» **GIVEN INSTRUCTION**
In two sentences, summarize the passage below on inorganic metal thiocyanates.

» **EXTRACT**
- - - - - - -

Inorganic metal thiocyanates are an intriguing class of materials to consider as parent compounds for such a hybrid material platform. They often feature wide band gaps and high hole mobilities, making them well-suited for applications in optoelectronic devices.7–9 Many of these SCN materials even exhibit non-linear optical properties such as second-harmonic generation that is relevant for laser technologies.10,11 Fundamentally, metal thiocyanates’ wide-ranging properties arise from the ability to readily incorporate a variety of metal centers as well as a diverse array of metal–thiocyanate coordination modes spanning coordination via sulfur and/or nitrogen, as well as bridging—either end-to-end or end-on—or terminal motifs.12,13 Such chemical and structural tuning allows for significant modification of inorganic metal thiocyanates’ electronic structure.

- - - - - - -

» **STORED DATA**
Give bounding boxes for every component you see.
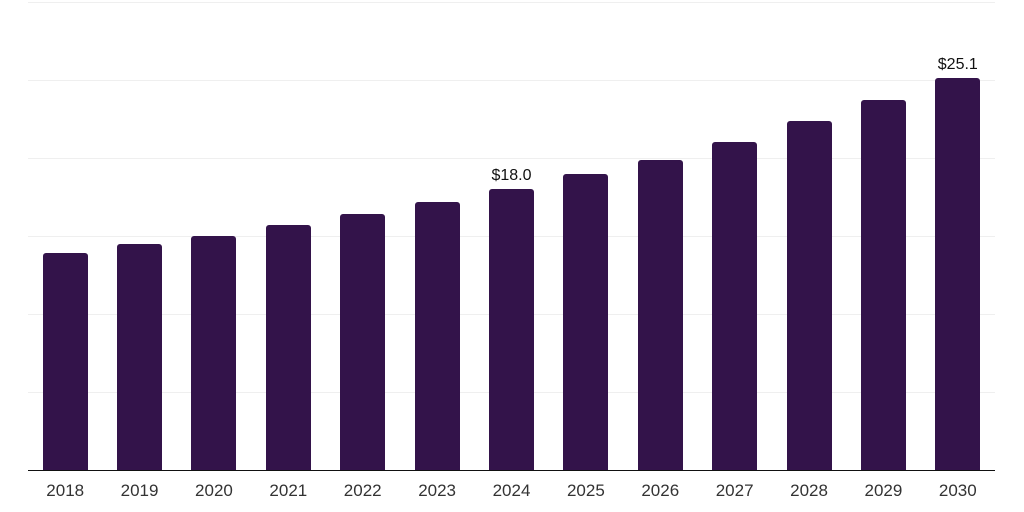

- - - - - - -

» **SOLVED PROBLEM**
Inorganic metal thiocyanates are promising parent compounds for a hybrid material platform because they often have wide band gaps and high hole mobilities suited to optoelectronic devices, and many show non-linear optical properties such as second-harmonic generation that matter for laser technologies. Their wide-ranging properties come from their ability to incorporate various metal centers and a diverse array of metal–thiocyanate coordination modes, and this chemical and structural tuning can significantly modify their electronic structure.